### [To do]
Where a line contains the string "body", copy that line.

### [Data lines]

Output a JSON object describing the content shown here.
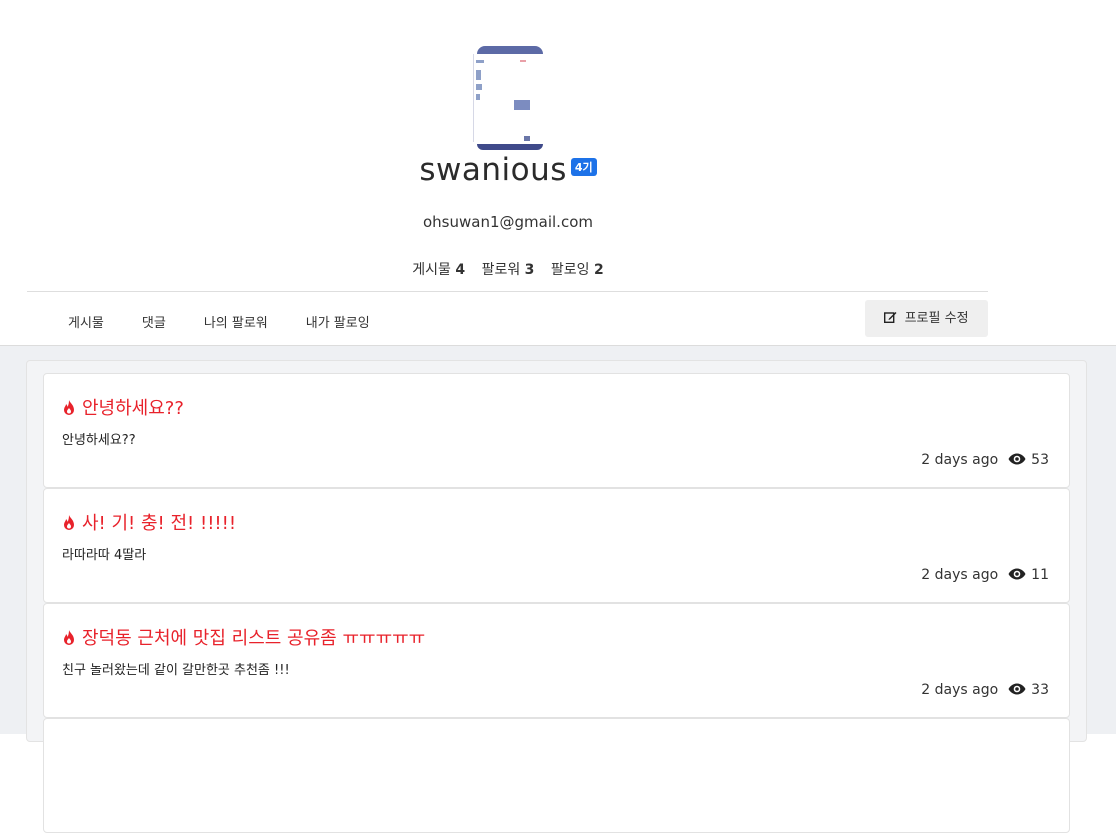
{
  "profile": {
    "name": "swanious",
    "generation_badge": "4기",
    "email": "ohsuwan1@gmail.com",
    "stats": {
      "posts_label": "게시물",
      "posts_count": "4",
      "followers_label": "팔로워",
      "followers_count": "3",
      "following_label": "팔로잉",
      "following_count": "2"
    }
  },
  "tabs": [
    {
      "label": "게시물"
    },
    {
      "label": "댓글"
    },
    {
      "label": "나의 팔로워"
    },
    {
      "label": "내가 팔로잉"
    }
  ],
  "edit_profile_label": "프로필 수정",
  "icons": {
    "edit": "edit-icon",
    "fire": "fire-icon",
    "eye": "eye-icon"
  },
  "colors": {
    "post_title": "#e8222b",
    "badge": "#1d72e8",
    "feed_background": "#eef0f3"
  },
  "posts": [
    {
      "title": "안녕하세요??",
      "body": "안녕하세요??",
      "time": "2 days ago",
      "views": "53"
    },
    {
      "title": "사! 기! 충! 전! !!!!!",
      "body": "라따라따 4딸라",
      "time": "2 days ago",
      "views": "11"
    },
    {
      "title": "장덕동 근처에 맛집 리스트 공유좀 ㅠㅠㅠㅠㅠ",
      "body": "친구 놀러왔는데 같이 갈만한곳 추천좀 !!!",
      "time": "2 days ago",
      "views": "33"
    }
  ]
}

### [Answer]
      "body": "안녕하세요??",
      "body": "라따라따 4딸라",
      "body": "친구 놀러왔는데 같이 갈만한곳 추천좀 !!!",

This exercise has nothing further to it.